Your goal:
Pull out every line from the listing that has the word "regulating".

— Begin —

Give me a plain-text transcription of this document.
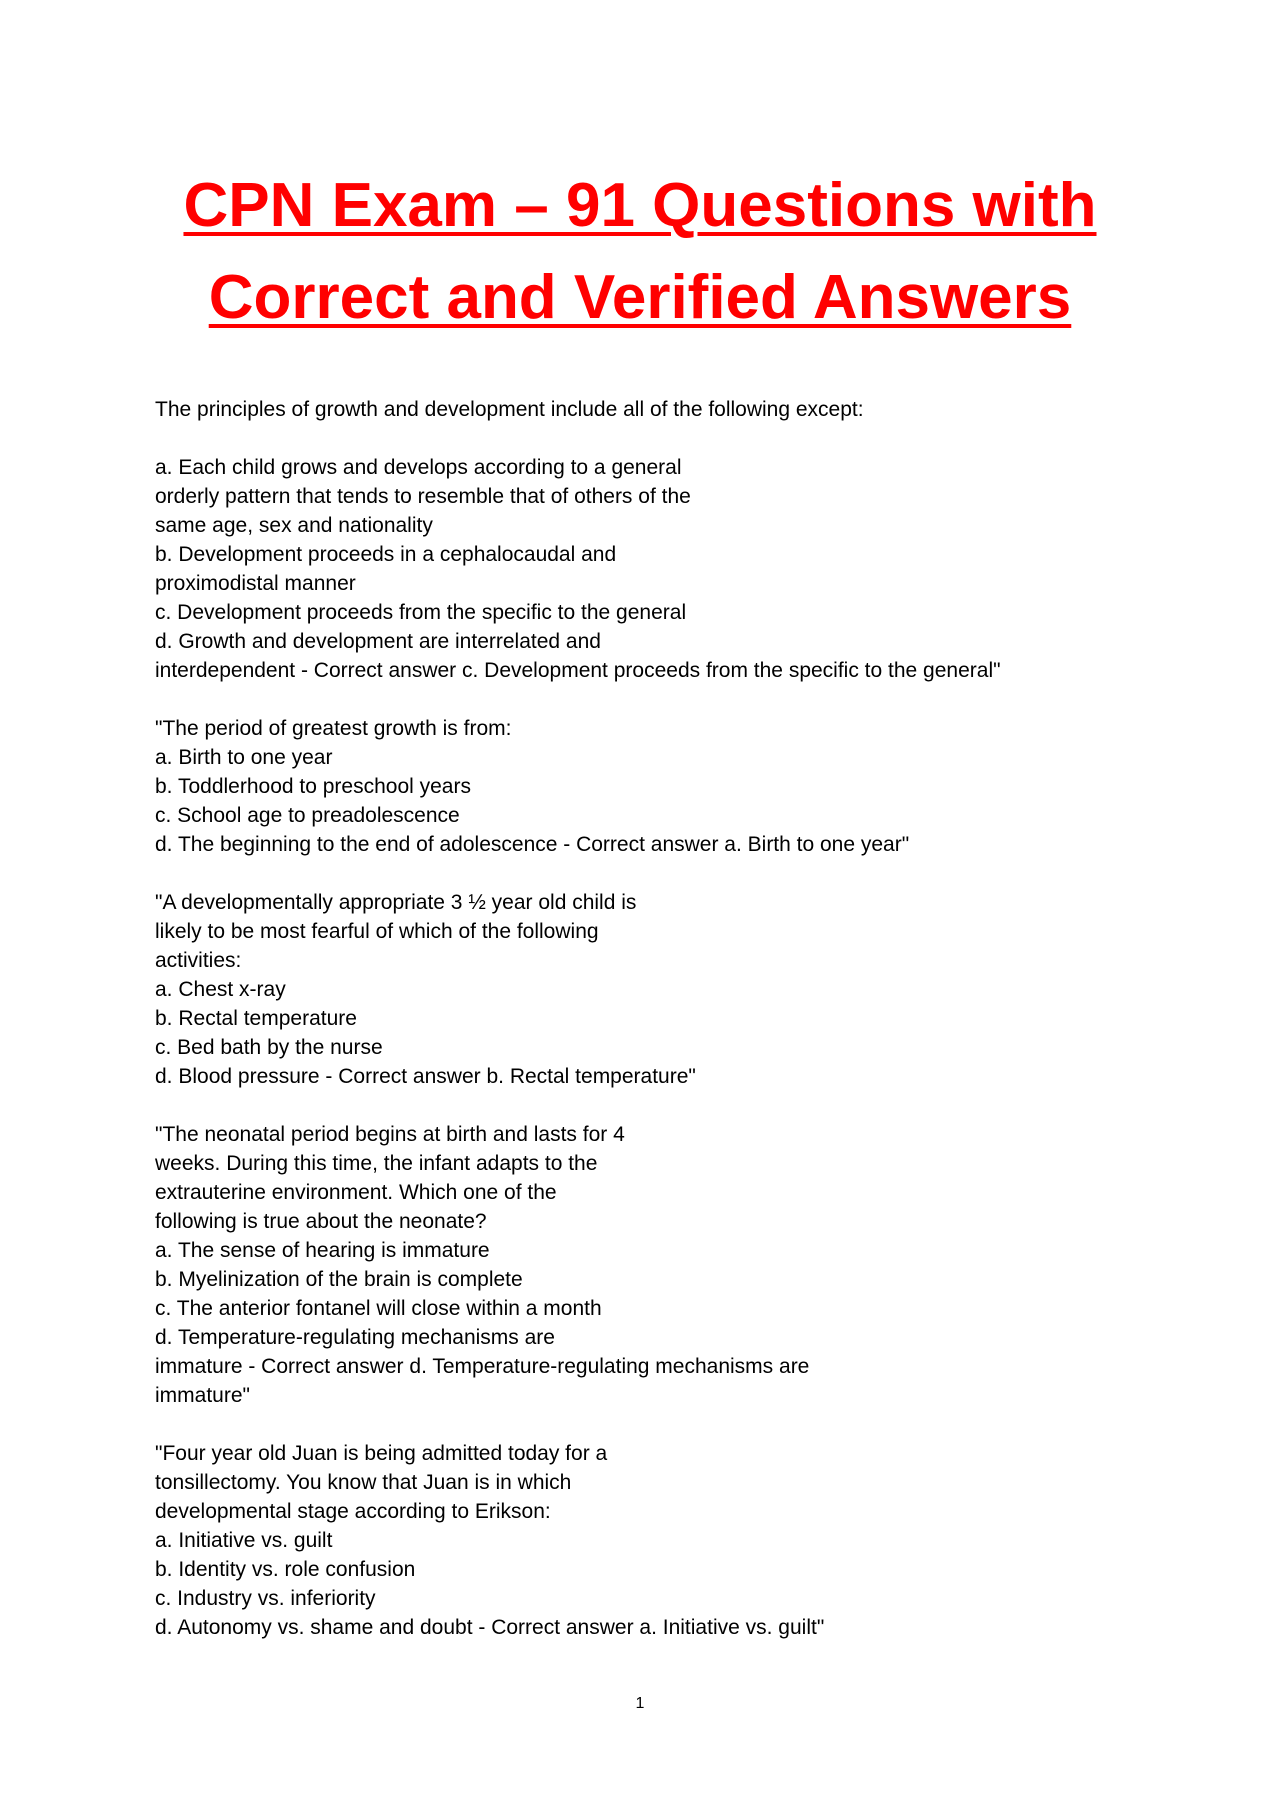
CPN Exam – 91 Questions with
Correct and Verified Answers
The principles of growth and development include all of the following except:
a. Each child grows and develops according to a general
orderly pattern that tends to resemble that of others of the
same age, sex and nationality
b. Development proceeds in a cephalocaudal and
proximodistal manner
c. Development proceeds from the specific to the general
d. Growth and development are interrelated and
interdependent - Correct answer c. Development proceeds from the specific to the general"
"The period of greatest growth is from:
a. Birth to one year
b. Toddlerhood to preschool years
c. School age to preadolescence
d. The beginning to the end of adolescence - Correct answer a. Birth to one year"
"A developmentally appropriate 3 ½ year old child is
likely to be most fearful of which of the following
activities:
a. Chest x-ray
b. Rectal temperature
c. Bed bath by the nurse
d. Blood pressure - Correct answer b. Rectal temperature"
"The neonatal period begins at birth and lasts for 4
weeks. During this time, the infant adapts to the
extrauterine environment. Which one of the
following is true about the neonate?
a. The sense of hearing is immature
b. Myelinization of the brain is complete
c. The anterior fontanel will close within a month
d. Temperature-regulating mechanisms are
immature - Correct answer d. Temperature-regulating mechanisms are
immature"
"Four year old Juan is being admitted today for a
tonsillectomy. You know that Juan is in which
developmental stage according to Erikson:
a. Initiative vs. guilt
b. Identity vs. role confusion
c. Industry vs. inferiority
d. Autonomy vs. shame and doubt - Correct answer a. Initiative vs. guilt"
1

— End —

Full solution:
d. Temperature-regulating mechanisms are
immature - Correct answer d. Temperature-regulating mechanisms are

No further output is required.